##### Records supplied
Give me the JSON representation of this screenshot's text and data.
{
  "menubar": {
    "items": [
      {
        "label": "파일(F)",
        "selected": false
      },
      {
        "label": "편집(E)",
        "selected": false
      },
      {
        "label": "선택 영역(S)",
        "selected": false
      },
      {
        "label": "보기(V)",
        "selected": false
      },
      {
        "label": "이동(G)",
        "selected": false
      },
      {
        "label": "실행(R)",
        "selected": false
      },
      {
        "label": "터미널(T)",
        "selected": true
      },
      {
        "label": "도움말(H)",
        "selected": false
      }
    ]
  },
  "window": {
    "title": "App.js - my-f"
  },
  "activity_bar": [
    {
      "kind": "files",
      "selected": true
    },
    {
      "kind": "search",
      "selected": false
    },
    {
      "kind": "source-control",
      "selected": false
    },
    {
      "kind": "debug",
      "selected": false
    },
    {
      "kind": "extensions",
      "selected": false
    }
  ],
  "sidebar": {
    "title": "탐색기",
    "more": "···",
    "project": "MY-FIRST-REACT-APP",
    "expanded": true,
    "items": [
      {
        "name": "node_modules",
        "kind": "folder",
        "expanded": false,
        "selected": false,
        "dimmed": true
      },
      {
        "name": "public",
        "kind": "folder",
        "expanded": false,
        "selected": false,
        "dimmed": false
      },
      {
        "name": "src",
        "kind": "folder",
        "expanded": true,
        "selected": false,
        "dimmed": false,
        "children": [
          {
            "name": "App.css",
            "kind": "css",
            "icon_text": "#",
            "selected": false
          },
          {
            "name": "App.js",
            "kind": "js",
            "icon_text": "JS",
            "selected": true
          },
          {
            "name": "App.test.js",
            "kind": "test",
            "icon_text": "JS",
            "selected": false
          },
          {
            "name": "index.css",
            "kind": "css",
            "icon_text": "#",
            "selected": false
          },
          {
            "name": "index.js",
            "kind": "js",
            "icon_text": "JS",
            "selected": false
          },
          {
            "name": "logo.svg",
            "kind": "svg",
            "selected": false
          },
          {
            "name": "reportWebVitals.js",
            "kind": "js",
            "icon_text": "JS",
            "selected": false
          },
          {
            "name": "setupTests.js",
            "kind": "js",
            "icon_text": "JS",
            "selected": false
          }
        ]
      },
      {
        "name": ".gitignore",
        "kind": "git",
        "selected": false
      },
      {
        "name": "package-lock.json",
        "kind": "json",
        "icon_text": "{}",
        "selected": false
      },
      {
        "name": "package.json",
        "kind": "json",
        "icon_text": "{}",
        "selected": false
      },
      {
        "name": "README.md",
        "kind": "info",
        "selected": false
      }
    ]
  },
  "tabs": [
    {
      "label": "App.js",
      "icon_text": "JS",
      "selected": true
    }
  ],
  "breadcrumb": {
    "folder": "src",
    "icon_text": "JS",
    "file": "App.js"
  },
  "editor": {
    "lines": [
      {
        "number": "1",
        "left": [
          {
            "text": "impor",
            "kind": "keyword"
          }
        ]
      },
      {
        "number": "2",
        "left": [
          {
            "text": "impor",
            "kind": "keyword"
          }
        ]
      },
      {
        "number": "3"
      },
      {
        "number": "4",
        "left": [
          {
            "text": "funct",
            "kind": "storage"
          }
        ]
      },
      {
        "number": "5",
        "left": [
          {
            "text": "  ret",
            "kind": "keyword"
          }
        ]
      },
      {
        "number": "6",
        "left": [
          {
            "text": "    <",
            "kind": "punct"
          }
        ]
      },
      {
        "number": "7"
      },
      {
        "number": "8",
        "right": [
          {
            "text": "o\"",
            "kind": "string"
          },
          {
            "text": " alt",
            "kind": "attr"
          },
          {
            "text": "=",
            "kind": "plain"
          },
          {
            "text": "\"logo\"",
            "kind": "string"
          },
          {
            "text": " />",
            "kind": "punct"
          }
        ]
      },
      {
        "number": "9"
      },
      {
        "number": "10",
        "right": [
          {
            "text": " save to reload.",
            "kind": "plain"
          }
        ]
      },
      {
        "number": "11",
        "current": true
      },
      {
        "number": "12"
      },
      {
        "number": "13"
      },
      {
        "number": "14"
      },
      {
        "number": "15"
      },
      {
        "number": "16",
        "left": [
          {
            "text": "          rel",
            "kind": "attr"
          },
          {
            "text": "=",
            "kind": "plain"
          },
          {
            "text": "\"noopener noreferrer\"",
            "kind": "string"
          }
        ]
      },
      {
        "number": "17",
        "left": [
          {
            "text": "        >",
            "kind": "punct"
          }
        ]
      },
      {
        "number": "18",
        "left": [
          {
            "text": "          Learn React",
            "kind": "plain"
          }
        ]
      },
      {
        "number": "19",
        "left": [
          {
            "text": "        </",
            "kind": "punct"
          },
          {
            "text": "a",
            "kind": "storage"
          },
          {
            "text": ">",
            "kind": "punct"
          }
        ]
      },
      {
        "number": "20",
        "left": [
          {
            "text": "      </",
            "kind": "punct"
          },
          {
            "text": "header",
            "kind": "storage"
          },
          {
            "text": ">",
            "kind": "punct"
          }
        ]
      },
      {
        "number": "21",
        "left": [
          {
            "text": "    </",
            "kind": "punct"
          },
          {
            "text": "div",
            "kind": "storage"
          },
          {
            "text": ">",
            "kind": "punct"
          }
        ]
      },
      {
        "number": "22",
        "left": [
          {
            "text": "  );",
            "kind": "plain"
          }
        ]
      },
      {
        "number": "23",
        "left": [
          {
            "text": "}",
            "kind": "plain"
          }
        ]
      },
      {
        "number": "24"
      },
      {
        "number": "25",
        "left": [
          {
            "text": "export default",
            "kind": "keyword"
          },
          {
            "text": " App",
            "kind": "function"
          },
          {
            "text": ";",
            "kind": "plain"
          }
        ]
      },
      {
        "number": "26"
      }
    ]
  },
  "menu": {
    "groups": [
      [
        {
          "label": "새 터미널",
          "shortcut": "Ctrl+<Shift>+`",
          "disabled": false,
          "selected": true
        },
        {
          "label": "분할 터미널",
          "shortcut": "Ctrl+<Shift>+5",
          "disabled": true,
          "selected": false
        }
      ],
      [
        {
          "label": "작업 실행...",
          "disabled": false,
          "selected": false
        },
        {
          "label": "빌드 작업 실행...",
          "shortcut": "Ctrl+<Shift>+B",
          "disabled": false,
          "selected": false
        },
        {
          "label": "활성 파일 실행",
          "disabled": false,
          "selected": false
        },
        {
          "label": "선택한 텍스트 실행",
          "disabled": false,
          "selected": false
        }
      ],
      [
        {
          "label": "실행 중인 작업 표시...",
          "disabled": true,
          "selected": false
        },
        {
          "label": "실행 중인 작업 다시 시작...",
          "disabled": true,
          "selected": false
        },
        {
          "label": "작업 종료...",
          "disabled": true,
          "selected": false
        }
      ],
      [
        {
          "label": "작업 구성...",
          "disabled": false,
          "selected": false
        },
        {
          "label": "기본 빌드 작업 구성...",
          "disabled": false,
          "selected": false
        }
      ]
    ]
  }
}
##########
→ **Your goal**: Repeat every record, keeping each word and mark exactly as it is.

→ **Solution to this exercise**:
Give me the JSON representation of this screenshot's text and data.
{
  "menubar": {
    "items": [
      {
        "label": "파일(F)",
        "selected": false
      },
      {
        "label": "편집(E)",
        "selected": false
      },
      {
        "label": "선택 영역(S)",
        "selected": false
      },
      {
        "label": "보기(V)",
        "selected": false
      },
      {
        "label": "이동(G)",
        "selected": false
      },
      {
        "label": "실행(R)",
        "selected": false
      },
      {
        "label": "터미널(T)",
        "selected": true
      },
      {
        "label": "도움말(H)",
        "selected": false
      }
    ]
  },
  "window": {
    "title": "App.js - my-f"
  },
  "activity_bar": [
    {
      "kind": "files",
      "selected": true
    },
    {
      "kind": "search",
      "selected": false
    },
    {
      "kind": "source-control",
      "selected": false
    },
    {
      "kind": "debug",
      "selected": false
    },
    {
      "kind": "extensions",
      "selected": false
    }
  ],
  "sidebar": {
    "title": "탐색기",
    "more": "···",
    "project": "MY-FIRST-REACT-APP",
    "expanded": true,
    "items": [
      {
        "name": "node_modules",
        "kind": "folder",
        "expanded": false,
        "selected": false,
        "dimmed": true
      },
      {
        "name": "public",
        "kind": "folder",
        "expanded": false,
        "selected": false,
        "dimmed": false
      },
      {
        "name": "src",
        "kind": "folder",
        "expanded": true,
        "selected": false,
        "dimmed": false,
        "children": [
          {
            "name": "App.css",
            "kind": "css",
            "icon_text": "#",
            "selected": false
          },
          {
            "name": "App.js",
            "kind": "js",
            "icon_text": "JS",
            "selected": true
          },
          {
            "name": "App.test.js",
            "kind": "test",
            "icon_text": "JS",
            "selected": false
          },
          {
            "name": "index.css",
            "kind": "css",
            "icon_text": "#",
            "selected": false
          },
          {
            "name": "index.js",
            "kind": "js",
            "icon_text": "JS",
            "selected": false
          },
          {
            "name": "logo.svg",
            "kind": "svg",
            "selected": false
          },
          {
            "name": "reportWebVitals.js",
            "kind": "js",
            "icon_text": "JS",
            "selected": false
          },
          {
            "name": "setupTests.js",
            "kind": "js",
            "icon_text": "JS",
            "selected": false
          }
        ]
      },
      {
        "name": ".gitignore",
        "kind": "git",
        "selected": false
      },
      {
        "name": "package-lock.json",
        "kind": "json",
        "icon_text": "{}",
        "selected": false
      },
      {
        "name": "package.json",
        "kind": "json",
        "icon_text": "{}",
        "selected": false
      },
      {
        "name": "README.md",
        "kind": "info",
        "selected": false
      }
    ]
  },
  "tabs": [
    {
      "label": "App.js",
      "icon_text": "JS",
      "selected": true
    }
  ],
  "breadcrumb": {
    "folder": "src",
    "icon_text": "JS",
    "file": "App.js"
  },
  "editor": {
    "lines": [
      {
        "number": "1",
        "left": [
          {
            "text": "impor",
            "kind": "keyword"
          }
        ]
      },
      {
        "number": "2",
        "left": [
          {
            "text": "impor",
            "kind": "keyword"
          }
        ]
      },
      {
        "number": "3"
      },
      {
        "number": "4",
        "left": [
          {
            "text": "funct",
            "kind": "storage"
          }
        ]
      },
      {
        "number": "5",
        "left": [
          {
            "text": "  ret",
            "kind": "keyword"
          }
        ]
      },
      {
        "number": "6",
        "left": [
          {
            "text": "    <",
            "kind": "punct"
          }
        ]
      },
      {
        "number": "7"
      },
      {
        "number": "8",
        "right": [
          {
            "text": "o\"",
            "kind": "string"
          },
          {
            "text": " alt",
            "kind": "attr"
          },
          {
            "text": "=",
            "kind": "plain"
          },
          {
            "text": "\"logo\"",
            "kind": "string"
          },
          {
            "text": " />",
            "kind": "punct"
          }
        ]
      },
      {
        "number": "9"
      },
      {
        "number": "10",
        "right": [
          {
            "text": " save to reload.",
            "kind": "plain"
          }
        ]
      },
      {
        "number": "11",
        "current": true
      },
      {
        "number": "12"
      },
      {
        "number": "13"
      },
      {
        "number": "14"
      },
      {
        "number": "15"
      },
      {
        "number": "16",
        "left": [
          {
            "text": "          rel",
            "kind": "attr"
          },
          {
            "text": "=",
            "kind": "plain"
          },
          {
            "text": "\"noopener noreferrer\"",
            "kind": "string"
          }
        ]
      },
      {
        "number": "17",
        "left": [
          {
            "text": "        >",
            "kind": "punct"
          }
        ]
      },
      {
        "number": "18",
        "left": [
          {
            "text": "          Learn React",
            "kind": "plain"
          }
        ]
      },
      {
        "number": "19",
        "left": [
          {
            "text": "        </",
            "kind": "punct"
          },
          {
            "text": "a",
            "kind": "storage"
          },
          {
            "text": ">",
            "kind": "punct"
          }
        ]
      },
      {
        "number": "20",
        "left": [
          {
            "text": "      </",
            "kind": "punct"
          },
          {
            "text": "header",
            "kind": "storage"
          },
          {
            "text": ">",
            "kind": "punct"
          }
        ]
      },
      {
        "number": "21",
        "left": [
          {
            "text": "    </",
            "kind": "punct"
          },
          {
            "text": "div",
            "kind": "storage"
          },
          {
            "text": ">",
            "kind": "punct"
          }
        ]
      },
      {
        "number": "22",
        "left": [
          {
            "text": "  );",
            "kind": "plain"
          }
        ]
      },
      {
        "number": "23",
        "left": [
          {
            "text": "}",
            "kind": "plain"
          }
        ]
      },
      {
        "number": "24"
      },
      {
        "number": "25",
        "left": [
          {
            "text": "export default",
            "kind": "keyword"
          },
          {
            "text": " App",
            "kind": "function"
          },
          {
            "text": ";",
            "kind": "plain"
          }
        ]
      },
      {
        "number": "26"
      }
    ]
  },
  "menu": {
    "groups": [
      [
        {
          "label": "새 터미널",
          "shortcut": "Ctrl+<Shift>+`",
          "disabled": false,
          "selected": true
        },
        {
          "label": "분할 터미널",
          "shortcut": "Ctrl+<Shift>+5",
          "disabled": true,
          "selected": false
        }
      ],
      [
        {
          "label": "작업 실행...",
          "disabled": false,
          "selected": false
        },
        {
          "label": "빌드 작업 실행...",
          "shortcut": "Ctrl+<Shift>+B",
          "disabled": false,
          "selected": false
        },
        {
          "label": "활성 파일 실행",
          "disabled": false,
          "selected": false
        },
        {
          "label": "선택한 텍스트 실행",
          "disabled": false,
          "selected": false
        }
      ],
      [
        {
          "label": "실행 중인 작업 표시...",
          "disabled": true,
          "selected": false
        },
        {
          "label": "실행 중인 작업 다시 시작...",
          "disabled": true,
          "selected": false
        },
        {
          "label": "작업 종료...",
          "disabled": true,
          "selected": false
        }
      ],
      [
        {
          "label": "작업 구성...",
          "disabled": false,
          "selected": false
        },
        {
          "label": "기본 빌드 작업 구성...",
          "disabled": false,
          "selected": false
        }
      ]
    ]
  }
}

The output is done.